> **TASK TO CARRY OUT**
Copy out all lines that carry the word "Protokolls".
** Start DATASET RECORDS **
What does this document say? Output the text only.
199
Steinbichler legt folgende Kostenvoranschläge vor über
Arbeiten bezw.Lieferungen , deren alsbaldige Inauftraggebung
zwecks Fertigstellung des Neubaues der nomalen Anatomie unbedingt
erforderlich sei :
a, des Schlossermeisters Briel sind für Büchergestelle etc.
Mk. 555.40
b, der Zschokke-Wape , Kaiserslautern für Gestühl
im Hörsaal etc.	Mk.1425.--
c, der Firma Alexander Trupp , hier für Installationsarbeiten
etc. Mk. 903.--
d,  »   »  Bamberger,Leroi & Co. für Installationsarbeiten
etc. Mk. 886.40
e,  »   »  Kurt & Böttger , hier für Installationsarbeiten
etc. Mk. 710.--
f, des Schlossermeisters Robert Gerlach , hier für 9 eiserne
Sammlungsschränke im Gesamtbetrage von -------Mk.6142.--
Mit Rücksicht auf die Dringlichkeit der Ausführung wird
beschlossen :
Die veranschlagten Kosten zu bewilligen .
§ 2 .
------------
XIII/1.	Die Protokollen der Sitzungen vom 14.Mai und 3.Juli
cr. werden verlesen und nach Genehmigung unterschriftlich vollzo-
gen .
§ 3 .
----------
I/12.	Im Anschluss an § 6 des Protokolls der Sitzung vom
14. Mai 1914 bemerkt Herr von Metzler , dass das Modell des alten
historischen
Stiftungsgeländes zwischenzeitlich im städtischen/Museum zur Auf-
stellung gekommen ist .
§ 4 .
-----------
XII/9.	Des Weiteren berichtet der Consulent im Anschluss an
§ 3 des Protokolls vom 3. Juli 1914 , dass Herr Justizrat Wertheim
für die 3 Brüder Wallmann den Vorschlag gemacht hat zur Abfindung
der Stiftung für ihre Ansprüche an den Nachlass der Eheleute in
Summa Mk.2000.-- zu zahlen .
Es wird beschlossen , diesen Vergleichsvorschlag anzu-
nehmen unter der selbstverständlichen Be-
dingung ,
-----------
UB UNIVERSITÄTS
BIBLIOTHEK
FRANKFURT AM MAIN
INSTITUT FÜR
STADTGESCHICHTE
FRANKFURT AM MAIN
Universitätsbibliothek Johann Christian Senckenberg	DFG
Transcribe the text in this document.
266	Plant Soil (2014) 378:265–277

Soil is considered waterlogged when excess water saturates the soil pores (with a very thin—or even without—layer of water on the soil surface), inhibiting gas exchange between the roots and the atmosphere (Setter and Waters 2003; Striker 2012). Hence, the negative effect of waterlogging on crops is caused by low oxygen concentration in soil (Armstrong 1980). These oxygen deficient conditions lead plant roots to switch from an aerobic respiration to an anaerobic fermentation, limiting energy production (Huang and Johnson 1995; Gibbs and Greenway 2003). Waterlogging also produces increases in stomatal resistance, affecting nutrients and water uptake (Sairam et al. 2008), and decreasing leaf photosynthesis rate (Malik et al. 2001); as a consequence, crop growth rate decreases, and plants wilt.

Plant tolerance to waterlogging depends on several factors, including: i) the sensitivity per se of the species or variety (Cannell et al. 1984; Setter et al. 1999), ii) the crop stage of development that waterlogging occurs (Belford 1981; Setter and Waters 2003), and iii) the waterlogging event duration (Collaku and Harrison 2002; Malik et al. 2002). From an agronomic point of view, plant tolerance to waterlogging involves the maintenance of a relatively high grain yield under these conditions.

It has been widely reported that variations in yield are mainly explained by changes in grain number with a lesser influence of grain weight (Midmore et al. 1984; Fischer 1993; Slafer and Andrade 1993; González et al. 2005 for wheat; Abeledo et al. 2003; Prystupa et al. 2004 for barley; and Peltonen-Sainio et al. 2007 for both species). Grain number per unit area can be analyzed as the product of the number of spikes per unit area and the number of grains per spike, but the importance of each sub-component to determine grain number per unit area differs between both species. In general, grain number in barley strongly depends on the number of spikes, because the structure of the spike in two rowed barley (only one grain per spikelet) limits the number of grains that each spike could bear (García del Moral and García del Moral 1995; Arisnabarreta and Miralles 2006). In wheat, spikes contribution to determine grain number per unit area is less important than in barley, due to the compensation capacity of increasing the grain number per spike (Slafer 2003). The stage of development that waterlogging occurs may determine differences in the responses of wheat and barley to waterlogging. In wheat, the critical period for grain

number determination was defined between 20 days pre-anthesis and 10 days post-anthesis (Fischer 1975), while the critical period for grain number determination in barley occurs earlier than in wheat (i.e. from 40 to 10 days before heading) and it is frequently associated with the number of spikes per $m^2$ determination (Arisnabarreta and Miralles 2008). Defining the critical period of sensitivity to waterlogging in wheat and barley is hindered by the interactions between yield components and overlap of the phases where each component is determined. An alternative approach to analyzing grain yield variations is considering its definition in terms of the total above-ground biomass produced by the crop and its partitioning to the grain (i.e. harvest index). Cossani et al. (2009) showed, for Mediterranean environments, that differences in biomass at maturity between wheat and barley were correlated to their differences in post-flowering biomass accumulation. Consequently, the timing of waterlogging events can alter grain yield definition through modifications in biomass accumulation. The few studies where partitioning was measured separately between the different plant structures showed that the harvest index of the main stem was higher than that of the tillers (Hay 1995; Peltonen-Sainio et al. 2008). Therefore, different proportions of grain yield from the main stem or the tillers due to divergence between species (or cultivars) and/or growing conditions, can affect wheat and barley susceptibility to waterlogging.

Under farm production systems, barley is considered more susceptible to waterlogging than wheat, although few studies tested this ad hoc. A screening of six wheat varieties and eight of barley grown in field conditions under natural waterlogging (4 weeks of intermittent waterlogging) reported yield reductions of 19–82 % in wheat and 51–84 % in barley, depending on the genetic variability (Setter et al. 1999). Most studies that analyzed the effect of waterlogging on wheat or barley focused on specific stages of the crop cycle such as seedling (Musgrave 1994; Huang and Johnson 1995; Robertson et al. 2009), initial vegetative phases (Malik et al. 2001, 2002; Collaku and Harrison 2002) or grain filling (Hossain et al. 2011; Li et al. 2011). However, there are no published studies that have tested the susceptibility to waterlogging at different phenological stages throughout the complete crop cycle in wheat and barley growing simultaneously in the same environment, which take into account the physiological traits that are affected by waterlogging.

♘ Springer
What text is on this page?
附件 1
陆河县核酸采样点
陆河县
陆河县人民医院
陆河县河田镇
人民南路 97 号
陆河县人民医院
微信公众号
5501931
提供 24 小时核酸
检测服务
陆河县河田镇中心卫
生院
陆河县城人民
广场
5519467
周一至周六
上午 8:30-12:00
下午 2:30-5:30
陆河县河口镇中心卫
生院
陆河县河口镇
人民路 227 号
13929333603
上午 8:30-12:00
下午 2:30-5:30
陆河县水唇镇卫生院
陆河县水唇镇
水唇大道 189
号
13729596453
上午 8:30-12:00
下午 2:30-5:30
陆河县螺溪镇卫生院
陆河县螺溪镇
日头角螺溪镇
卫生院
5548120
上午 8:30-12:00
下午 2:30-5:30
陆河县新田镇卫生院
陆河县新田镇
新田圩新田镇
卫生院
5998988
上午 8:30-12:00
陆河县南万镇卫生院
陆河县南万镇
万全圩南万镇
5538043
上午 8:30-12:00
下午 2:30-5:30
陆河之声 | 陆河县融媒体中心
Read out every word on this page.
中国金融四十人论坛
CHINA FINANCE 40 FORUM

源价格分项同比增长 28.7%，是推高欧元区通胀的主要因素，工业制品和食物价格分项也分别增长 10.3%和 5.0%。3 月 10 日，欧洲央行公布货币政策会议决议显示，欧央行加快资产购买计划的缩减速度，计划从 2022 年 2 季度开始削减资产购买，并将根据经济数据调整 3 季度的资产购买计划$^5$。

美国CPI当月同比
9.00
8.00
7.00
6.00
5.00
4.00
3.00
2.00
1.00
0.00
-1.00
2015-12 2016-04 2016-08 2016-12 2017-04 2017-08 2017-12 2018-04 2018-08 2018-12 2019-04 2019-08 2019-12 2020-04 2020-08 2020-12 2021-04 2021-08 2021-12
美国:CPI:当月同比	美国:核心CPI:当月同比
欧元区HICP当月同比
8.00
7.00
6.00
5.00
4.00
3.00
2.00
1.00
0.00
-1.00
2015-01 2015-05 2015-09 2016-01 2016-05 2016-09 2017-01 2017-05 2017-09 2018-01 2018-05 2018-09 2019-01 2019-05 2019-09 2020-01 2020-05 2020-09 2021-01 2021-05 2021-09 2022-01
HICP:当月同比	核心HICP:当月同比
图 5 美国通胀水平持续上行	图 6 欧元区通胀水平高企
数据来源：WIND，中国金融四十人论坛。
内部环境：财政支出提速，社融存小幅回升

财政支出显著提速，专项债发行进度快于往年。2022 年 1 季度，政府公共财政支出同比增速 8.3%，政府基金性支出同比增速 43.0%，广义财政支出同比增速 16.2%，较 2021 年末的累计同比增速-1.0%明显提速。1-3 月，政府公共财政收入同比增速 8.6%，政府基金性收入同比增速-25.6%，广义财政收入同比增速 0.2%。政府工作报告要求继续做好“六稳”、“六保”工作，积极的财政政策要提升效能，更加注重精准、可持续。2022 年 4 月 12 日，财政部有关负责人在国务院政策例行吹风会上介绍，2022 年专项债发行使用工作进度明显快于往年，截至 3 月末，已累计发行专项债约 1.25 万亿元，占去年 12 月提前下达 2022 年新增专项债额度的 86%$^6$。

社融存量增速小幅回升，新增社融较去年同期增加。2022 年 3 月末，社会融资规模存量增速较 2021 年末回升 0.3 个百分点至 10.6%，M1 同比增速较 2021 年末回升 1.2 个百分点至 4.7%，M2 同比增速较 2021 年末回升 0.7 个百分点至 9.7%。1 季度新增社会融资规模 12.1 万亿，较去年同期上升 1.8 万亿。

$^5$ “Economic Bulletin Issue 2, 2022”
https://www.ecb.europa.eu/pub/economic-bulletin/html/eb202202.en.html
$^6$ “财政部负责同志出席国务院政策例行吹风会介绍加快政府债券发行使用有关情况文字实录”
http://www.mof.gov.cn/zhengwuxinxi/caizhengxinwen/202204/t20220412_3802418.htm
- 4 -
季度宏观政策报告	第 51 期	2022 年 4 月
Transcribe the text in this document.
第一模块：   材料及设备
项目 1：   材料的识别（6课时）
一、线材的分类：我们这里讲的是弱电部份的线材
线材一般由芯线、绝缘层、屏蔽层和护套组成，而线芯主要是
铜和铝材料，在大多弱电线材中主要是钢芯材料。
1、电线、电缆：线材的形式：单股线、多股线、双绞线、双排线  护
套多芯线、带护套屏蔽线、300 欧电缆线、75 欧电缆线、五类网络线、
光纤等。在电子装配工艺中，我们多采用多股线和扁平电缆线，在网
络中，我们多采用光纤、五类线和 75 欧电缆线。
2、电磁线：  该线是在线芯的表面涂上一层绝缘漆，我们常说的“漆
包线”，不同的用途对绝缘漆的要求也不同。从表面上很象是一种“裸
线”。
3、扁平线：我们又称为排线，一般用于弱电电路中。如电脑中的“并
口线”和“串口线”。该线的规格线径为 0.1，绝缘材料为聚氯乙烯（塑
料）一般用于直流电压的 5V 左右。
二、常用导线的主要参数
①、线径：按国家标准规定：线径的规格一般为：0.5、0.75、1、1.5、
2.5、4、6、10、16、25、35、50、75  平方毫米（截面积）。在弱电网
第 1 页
** End DATASET RECORDS **
> **RIGHT ANSWER**
I/12.	Im Anschluss an § 6 des Protokolls der Sitzung vom
§ 3 des Protokolls vom 3. Juli 1914 , dass Herr Justizrat Wertheim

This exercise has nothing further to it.